___ PROVIDED INFORMATION ___

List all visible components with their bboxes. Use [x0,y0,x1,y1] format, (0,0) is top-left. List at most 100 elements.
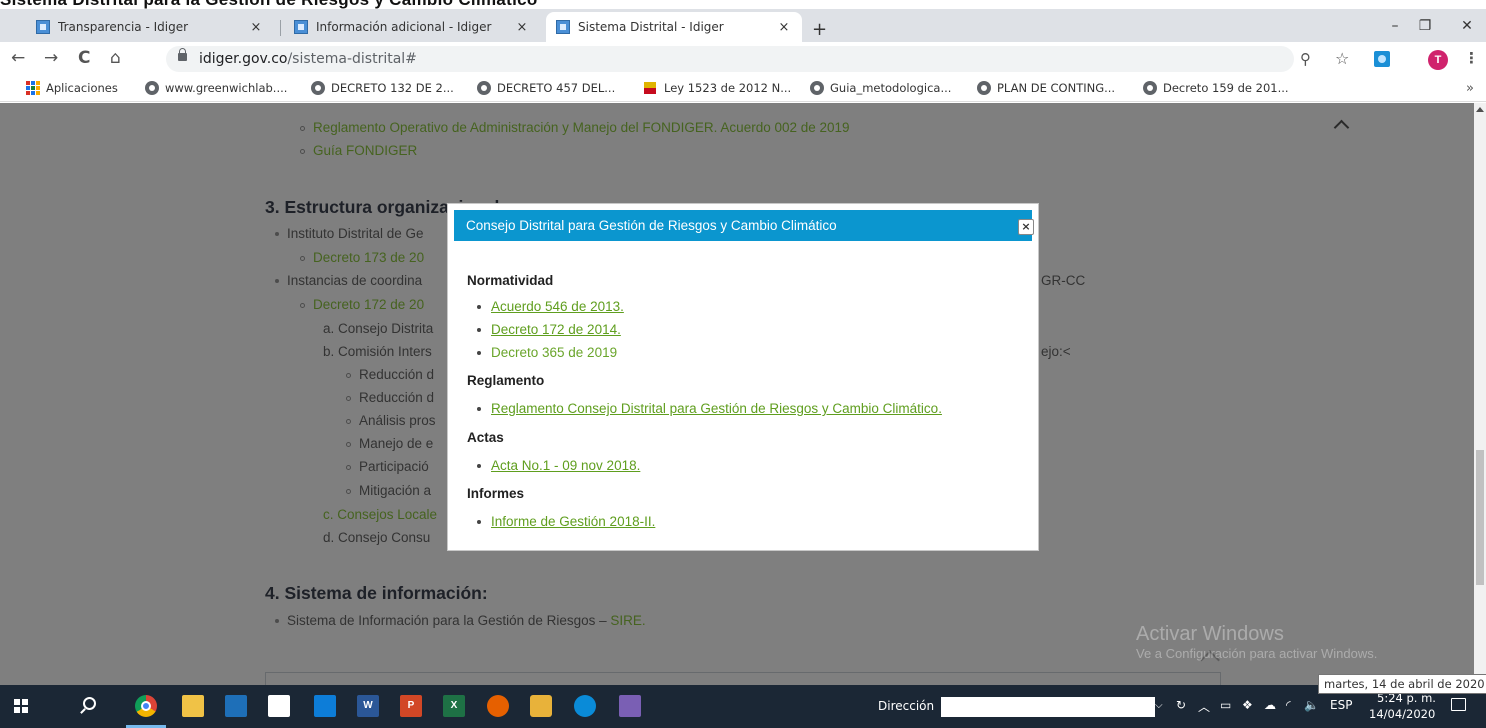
show-hidden-icons-icon[interactable]: ︿ [1198,698,1210,715]
decreto-172-link[interactable]: Decreto 172 de 2014. [477,322,621,337]
language-indicator[interactable]: ESP [1330,698,1352,712]
bookmark-label: DECRETO 132 DE 2... [331,81,454,95]
browser-tab-bar: Transparencia - Idiger × Información adi… [0,9,1486,42]
reload-icon[interactable]: C [78,48,90,68]
bookmark-label: Guia_metodologica... [830,81,952,95]
windows-taskbar: W P X Dirección ⌵ ↻ ︿ ▭ ❖ ☁ ◜ 🔈 ESP 5:24… [0,685,1486,728]
idiger-favicon-icon [294,20,308,34]
restore-button[interactable]: ❐ [1402,18,1448,34]
link-text: Informe de Gestión 2018-II. [491,514,656,529]
file-explorer-icon[interactable] [182,695,204,717]
tab-informacion-adicional[interactable]: Información adicional - Idiger × [284,12,540,42]
forward-arrow-icon[interactable]: → [44,48,58,68]
clock-date[interactable]: 14/04/2020 [1369,707,1435,721]
bookmarks-overflow-icon[interactable]: » [1466,81,1474,96]
edge-icon[interactable] [574,695,596,717]
mail-icon[interactable] [314,695,336,717]
paint-icon[interactable] [530,695,552,717]
close-window-button[interactable]: ✕ [1444,18,1486,34]
section-heading-actas: Actas [467,430,504,445]
store-icon[interactable] [268,695,290,717]
section-heading-informes: Informes [467,486,525,501]
idiger-favicon-icon [556,20,570,34]
modal-header: Consejo Distrital para Gestión de Riesgo… [454,210,1034,241]
zoom-icon[interactable]: ⚲ [1300,50,1311,68]
bookmark-item[interactable]: www.greenwichlab.... [145,81,287,95]
bookmark-item[interactable]: DECRETO 457 DEL... [477,81,615,95]
battery-icon[interactable]: ▭ [1220,698,1231,712]
word-icon[interactable]: W [357,695,379,717]
chevron-down-icon[interactable]: ⌵ [1155,700,1163,711]
bookmark-item[interactable]: Guia_metodologica... [810,81,951,95]
item-text: Decreto 365 de 2019 [491,345,618,360]
scroll-up-arrow-icon[interactable] [1476,107,1484,112]
close-tab-icon[interactable]: × [514,20,530,35]
new-tab-button[interactable]: + [812,19,827,40]
bookmark-label: DECRETO 457 DEL... [497,81,616,95]
tab-sistema-distrital[interactable]: Sistema Distrital - Idiger × [546,12,802,42]
bookmark-apps[interactable]: Aplicaciones [26,81,118,95]
back-arrow-icon[interactable]: ← [11,48,25,68]
url-text[interactable]: idiger.gov.co/sistema-distrital# [199,51,417,67]
globe-icon [477,81,491,95]
browser-menu-icon[interactable]: ⋮ [1464,49,1479,67]
bullet-icon [477,351,481,356]
bullet-icon [477,407,481,412]
globe-icon [977,81,991,95]
wifi-icon[interactable]: ◜ [1286,698,1291,712]
cropped-caption: Sistema Distrital para la Gestión de Rie… [0,0,1486,9]
date-tooltip: martes, 14 de abril de 2020 [1318,674,1486,694]
firefox-icon[interactable] [487,695,509,717]
address-toolbar: ← → C ⌂ idiger.gov.co/sistema-distrital#… [0,42,1486,76]
extension-icon[interactable] [1374,51,1390,67]
modal-close-button[interactable]: × [1018,219,1034,235]
app-icon[interactable] [619,695,641,717]
bookmark-item[interactable]: Ley 1523 de 2012 N... [644,81,791,95]
powerpoint-icon[interactable]: P [400,695,422,717]
bookmark-item[interactable]: PLAN DE CONTING... [977,81,1115,95]
link-text: Acuerdo 546 de 2013. [491,299,624,314]
tab-transparencia[interactable]: Transparencia - Idiger × [26,12,274,42]
globe-icon [810,81,824,95]
refresh-icon[interactable]: ↻ [1176,698,1186,712]
notification-center-icon[interactable] [1451,698,1466,711]
bookmarks-bar: Aplicaciones www.greenwichlab.... DECRET… [0,76,1486,102]
scrollbar-thumb[interactable] [1476,450,1484,585]
informe-gestion-link[interactable]: Informe de Gestión 2018-II. [477,514,655,529]
link-text: Decreto 172 de 2014. [491,322,621,337]
acta-1-link[interactable]: Acta No.1 - 09 nov 2018. [477,458,640,473]
lock-icon[interactable] [178,48,187,61]
acuerdo-546-link[interactable]: Acuerdo 546 de 2013. [477,299,624,314]
globe-icon [1143,81,1157,95]
bookmark-item[interactable]: DECRETO 132 DE 2... [311,81,454,95]
close-tab-icon[interactable]: × [248,20,264,35]
reglamento-link[interactable]: Reglamento Consejo Distrital para Gestió… [477,401,942,416]
bookmark-item[interactable]: Decreto 159 de 201... [1143,81,1289,95]
close-tab-icon[interactable]: × [776,20,792,35]
home-icon[interactable]: ⌂ [110,48,121,68]
profile-avatar[interactable]: T [1428,50,1448,70]
link-text: Acta No.1 - 09 nov 2018. [491,458,641,473]
bookmark-label: Decreto 159 de 201... [1163,81,1289,95]
search-icon[interactable] [83,697,96,710]
dropbox-icon[interactable]: ❖ [1242,698,1253,712]
bullet-icon [477,328,481,333]
media-player-icon[interactable] [225,695,247,717]
excel-icon[interactable]: X [443,695,465,717]
decreto-365-item: Decreto 365 de 2019 [477,345,617,360]
link-text: Reglamento Consejo Distrital para Gestió… [491,401,942,416]
consejo-distrital-modal: Consejo Distrital para Gestión de Riesgo… [447,203,1039,551]
bullet-icon [477,520,481,525]
address-toolbar-input[interactable] [941,697,1155,717]
section-heading-reglamento: Reglamento [467,373,545,388]
page-scrollbar[interactable] [1474,103,1486,685]
volume-icon[interactable]: 🔈 [1304,698,1319,712]
bookmark-star-icon[interactable]: ☆ [1335,49,1349,68]
bookmark-label: Ley 1523 de 2012 N... [664,81,792,95]
chrome-icon[interactable] [135,695,157,717]
windows-start-icon[interactable] [14,699,28,713]
bullet-icon [477,464,481,469]
tab-title: Información adicional - Idiger [316,20,492,34]
url-path: /sistema-distrital# [287,51,417,67]
onedrive-icon[interactable]: ☁ [1264,698,1276,712]
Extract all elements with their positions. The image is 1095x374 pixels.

___

### WHAT YOU NEED TO DO
Pull out every line of the records that contains the string "globe", with case counting.

### EXERCISE OUTPUT
globe-icon [477,81,491,95]
globe-icon [977,81,991,95]
globe-icon [810,81,824,95]
globe-icon [1143,81,1157,95]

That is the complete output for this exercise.